BEGIN DOCUMENT SEGMENT
Right to Information Wiki
Youth Bar Association v. Union of India

FIRs to be uploaded on state police websites within 24-72 hours. Case: Youth Bar Association v. Union of India. RTI Wiki — citizen-first reference.

Youth Bar Association v. Union of India

Youth Bar Association v. Union of India (Supreme Court of India, 2016-09-07) (2016) 9 SCC 473 is a ruling on the Right to Information Act, 2005 — Sections 154-CrPC, 4. FIRs to be uploaded on state police websites within 24-72 hours. Every State must upload First Information Reports (FIRs) on the State Police website within 24 hours (urban) to 72 hours (rural).

Holding

FIRs to be uploaded on state police websites within 24-72 hours.

Ratio

Every State must upload First Information Reports (FIRs) on the State Police website within 24 hours (urban) to 72 hours (rural). Exceptions: sexual offences, POCSO, sedition, terrorism, official secrets.

Section(s) applied

  • Section 154-CrPC
  • Section 4

Practitioner takeaway

Public upload of FIRs mandated; sensitive categories excepted.

Citation

  • Citation: (2016) 9 SCC 473
  • Court: Supreme Court of India
  • Date: 2016-09-07
  • Outcome: allowed
  • Reporter / Cause-list: (2016) 9 SCC 473

Why this case matters for citizens

This ruling is part of the 300+ case-law corpus at RTI Wiki Case-law Database. Every named case sets a precedent that you can cite in your own §19(1) First Appeal or §19(3) Second Appeal. Information Commissions and FAAs are bound to consider properly cited authority.
END DOCUMENT SEGMENT
**TASKS TO PERFORM:**
a: Answer these from the case summary:
(i) On what date was the ruling delivered?
(ii) What outcome is listed for the case?
(iii) Which categories are excepted from the upload requirement?
b: Please reproduce the case summary word for word from "Right to Information Wiki" to "Wiki — citizen-first reference.".
c: Using the case summary, explain in one to three sentences why this ruling matters for citizens.
BEGIN LISTED ENTRIES
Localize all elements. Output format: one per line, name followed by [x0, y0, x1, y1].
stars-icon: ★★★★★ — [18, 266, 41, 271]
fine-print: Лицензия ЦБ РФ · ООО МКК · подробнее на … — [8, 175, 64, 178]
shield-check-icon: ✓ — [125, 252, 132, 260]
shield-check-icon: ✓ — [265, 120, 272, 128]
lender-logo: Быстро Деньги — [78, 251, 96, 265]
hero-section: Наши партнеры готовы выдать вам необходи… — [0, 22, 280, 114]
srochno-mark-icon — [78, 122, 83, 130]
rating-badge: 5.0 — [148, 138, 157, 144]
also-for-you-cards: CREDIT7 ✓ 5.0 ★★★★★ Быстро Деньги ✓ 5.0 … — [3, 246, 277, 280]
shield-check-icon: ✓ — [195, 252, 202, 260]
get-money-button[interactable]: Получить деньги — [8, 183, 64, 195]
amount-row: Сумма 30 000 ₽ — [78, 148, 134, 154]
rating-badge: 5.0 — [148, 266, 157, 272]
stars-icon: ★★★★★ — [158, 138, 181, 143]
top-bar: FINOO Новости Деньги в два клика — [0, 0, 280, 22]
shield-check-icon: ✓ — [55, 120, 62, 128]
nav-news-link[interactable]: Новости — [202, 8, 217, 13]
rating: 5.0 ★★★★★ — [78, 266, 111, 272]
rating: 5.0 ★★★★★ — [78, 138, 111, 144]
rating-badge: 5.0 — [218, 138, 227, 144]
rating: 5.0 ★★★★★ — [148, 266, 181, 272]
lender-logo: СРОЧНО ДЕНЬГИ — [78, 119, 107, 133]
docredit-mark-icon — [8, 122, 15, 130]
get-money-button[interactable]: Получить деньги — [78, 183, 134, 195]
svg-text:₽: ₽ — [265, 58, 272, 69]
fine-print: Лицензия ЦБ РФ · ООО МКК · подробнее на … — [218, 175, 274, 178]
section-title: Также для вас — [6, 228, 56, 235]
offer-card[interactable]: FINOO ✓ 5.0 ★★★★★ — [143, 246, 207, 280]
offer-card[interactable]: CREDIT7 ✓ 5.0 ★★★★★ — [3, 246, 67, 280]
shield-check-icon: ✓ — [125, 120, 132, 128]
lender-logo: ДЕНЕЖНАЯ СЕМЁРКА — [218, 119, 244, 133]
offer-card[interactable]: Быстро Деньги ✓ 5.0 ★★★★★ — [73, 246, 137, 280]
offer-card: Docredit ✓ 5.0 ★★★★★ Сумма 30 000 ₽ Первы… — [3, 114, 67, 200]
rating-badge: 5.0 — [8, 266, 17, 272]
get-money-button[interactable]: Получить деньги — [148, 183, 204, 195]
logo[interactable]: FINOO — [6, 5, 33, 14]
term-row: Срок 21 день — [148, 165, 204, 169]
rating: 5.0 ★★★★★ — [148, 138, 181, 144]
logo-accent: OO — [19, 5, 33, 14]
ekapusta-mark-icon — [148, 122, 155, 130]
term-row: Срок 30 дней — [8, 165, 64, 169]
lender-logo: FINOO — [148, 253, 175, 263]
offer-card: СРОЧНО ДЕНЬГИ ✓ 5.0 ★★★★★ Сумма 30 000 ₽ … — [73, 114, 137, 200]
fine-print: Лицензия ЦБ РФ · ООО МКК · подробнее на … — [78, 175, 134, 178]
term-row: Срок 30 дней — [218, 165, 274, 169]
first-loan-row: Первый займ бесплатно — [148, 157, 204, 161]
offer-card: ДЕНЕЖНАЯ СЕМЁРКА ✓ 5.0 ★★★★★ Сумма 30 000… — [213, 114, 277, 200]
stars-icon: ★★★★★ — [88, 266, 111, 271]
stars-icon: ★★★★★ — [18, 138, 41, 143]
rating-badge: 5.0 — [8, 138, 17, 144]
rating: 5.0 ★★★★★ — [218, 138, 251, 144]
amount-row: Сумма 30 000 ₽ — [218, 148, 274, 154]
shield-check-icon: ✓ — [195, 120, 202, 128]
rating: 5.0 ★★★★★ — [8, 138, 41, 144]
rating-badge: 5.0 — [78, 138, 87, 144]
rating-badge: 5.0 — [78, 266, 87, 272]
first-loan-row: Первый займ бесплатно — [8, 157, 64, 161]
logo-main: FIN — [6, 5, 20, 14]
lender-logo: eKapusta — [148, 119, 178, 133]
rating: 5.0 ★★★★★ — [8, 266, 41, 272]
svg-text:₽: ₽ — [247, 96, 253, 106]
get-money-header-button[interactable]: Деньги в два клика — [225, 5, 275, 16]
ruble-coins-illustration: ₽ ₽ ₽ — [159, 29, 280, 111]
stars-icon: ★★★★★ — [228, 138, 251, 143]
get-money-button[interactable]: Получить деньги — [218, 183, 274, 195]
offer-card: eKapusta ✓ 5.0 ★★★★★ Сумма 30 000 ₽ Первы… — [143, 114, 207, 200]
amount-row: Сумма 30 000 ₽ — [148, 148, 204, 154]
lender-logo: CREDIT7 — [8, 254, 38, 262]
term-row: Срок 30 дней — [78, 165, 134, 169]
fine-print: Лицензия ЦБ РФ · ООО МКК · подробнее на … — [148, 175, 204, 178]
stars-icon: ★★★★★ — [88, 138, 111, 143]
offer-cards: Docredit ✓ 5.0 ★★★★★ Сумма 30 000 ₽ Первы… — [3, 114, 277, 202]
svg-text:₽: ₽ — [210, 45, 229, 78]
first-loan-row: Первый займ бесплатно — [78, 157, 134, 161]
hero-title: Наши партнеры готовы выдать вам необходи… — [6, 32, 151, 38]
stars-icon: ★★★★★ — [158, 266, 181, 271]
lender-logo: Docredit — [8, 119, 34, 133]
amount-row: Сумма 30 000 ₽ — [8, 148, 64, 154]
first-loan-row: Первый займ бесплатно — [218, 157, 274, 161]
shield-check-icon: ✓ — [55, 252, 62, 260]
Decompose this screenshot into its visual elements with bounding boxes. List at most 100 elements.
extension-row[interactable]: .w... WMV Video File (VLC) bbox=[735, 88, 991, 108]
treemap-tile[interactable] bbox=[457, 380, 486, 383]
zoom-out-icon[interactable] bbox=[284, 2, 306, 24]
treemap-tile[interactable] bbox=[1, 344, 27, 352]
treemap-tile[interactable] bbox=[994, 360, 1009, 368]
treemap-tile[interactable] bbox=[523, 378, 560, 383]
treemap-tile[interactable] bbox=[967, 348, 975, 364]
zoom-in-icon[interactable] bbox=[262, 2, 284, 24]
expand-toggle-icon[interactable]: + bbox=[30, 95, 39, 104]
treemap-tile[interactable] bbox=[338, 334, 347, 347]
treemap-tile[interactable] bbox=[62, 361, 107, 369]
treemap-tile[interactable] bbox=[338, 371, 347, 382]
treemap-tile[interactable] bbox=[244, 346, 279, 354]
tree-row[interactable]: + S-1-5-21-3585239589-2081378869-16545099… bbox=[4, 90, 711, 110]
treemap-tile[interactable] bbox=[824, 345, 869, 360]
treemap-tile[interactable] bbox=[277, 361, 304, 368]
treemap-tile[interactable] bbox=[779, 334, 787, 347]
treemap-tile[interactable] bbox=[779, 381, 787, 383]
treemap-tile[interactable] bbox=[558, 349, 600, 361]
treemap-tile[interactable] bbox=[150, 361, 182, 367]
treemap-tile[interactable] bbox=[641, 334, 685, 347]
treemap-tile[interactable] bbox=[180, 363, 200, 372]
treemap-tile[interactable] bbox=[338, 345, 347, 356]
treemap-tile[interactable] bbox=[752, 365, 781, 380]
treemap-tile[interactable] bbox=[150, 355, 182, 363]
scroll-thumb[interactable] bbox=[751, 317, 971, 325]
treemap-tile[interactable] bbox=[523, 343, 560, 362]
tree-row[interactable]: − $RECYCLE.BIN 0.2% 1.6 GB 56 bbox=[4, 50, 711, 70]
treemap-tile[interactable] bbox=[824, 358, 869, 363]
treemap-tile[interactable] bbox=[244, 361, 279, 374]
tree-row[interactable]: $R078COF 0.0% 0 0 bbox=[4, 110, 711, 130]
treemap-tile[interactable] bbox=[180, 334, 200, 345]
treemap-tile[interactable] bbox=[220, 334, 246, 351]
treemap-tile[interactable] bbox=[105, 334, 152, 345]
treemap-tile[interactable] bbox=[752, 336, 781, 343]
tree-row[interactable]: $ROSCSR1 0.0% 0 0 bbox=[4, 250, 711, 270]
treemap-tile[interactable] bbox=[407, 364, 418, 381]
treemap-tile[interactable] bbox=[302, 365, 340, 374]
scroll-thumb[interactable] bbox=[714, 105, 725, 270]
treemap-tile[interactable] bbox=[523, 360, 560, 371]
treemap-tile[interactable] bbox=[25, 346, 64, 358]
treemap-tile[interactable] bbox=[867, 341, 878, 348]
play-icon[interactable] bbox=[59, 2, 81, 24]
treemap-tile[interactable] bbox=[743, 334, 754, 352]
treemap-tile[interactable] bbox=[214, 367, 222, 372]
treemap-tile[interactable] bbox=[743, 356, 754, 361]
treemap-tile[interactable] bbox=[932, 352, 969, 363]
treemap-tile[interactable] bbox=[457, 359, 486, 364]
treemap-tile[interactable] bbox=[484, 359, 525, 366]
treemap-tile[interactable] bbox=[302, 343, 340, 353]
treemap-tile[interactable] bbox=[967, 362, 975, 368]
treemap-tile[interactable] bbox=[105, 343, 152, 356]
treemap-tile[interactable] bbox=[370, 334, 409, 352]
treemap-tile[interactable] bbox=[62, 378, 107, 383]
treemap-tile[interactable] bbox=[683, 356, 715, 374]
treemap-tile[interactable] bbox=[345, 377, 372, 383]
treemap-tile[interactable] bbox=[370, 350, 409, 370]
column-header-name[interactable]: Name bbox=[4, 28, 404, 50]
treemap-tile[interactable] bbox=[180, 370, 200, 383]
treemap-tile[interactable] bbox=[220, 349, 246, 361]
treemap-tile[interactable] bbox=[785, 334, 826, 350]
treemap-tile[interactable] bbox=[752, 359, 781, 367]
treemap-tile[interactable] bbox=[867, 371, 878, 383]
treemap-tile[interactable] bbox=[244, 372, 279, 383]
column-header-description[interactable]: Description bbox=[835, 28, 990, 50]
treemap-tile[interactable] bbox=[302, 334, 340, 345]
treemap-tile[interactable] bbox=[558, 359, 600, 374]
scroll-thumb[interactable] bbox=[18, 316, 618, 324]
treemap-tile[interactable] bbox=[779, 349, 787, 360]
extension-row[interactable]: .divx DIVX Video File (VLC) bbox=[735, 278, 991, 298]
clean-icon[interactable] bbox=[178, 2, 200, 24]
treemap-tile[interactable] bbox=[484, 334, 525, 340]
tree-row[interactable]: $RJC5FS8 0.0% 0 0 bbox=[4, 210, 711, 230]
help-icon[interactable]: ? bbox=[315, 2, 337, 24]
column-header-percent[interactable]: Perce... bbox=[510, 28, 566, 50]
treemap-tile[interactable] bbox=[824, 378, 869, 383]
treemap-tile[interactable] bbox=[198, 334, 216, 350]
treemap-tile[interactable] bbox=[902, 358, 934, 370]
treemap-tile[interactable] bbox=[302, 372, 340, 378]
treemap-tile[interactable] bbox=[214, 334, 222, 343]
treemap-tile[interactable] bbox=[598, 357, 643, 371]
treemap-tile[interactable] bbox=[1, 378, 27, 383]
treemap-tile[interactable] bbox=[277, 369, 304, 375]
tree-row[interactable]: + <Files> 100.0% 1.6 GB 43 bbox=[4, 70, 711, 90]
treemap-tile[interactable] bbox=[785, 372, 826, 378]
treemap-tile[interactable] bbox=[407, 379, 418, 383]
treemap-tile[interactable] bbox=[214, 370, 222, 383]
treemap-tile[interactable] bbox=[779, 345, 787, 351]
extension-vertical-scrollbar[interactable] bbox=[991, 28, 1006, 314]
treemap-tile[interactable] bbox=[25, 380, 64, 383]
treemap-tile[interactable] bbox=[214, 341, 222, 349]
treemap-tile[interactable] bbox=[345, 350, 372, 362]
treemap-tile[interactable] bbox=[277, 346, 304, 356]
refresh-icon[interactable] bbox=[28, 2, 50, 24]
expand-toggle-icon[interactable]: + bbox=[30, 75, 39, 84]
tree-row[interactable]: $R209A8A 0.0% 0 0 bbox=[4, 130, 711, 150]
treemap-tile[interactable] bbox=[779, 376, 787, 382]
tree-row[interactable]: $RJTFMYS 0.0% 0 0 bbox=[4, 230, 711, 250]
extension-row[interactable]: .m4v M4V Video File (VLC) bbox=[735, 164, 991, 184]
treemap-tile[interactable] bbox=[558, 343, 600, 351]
END LISTED ENTRIES
**OUTPUTS FOR THE TASKS:**
a:
(i) 2016-09-07
(ii) Allowed
(iii) Sexual offences, POCSO, sedition, terrorism and official secrets

b:
Right to Information Wiki
Youth Bar Association v. Union of India

FIRs to be uploaded on state police websites within 24-72 hours. Case: Youth Bar Association v. Union of India. RTI Wiki — citizen-first reference.

c: Every named case sets a precedent that a citizen can cite in their own §19(1) First Appeal or §19(3) Second Appeal. Information Commissions and FAAs are bound to consider properly cited authority.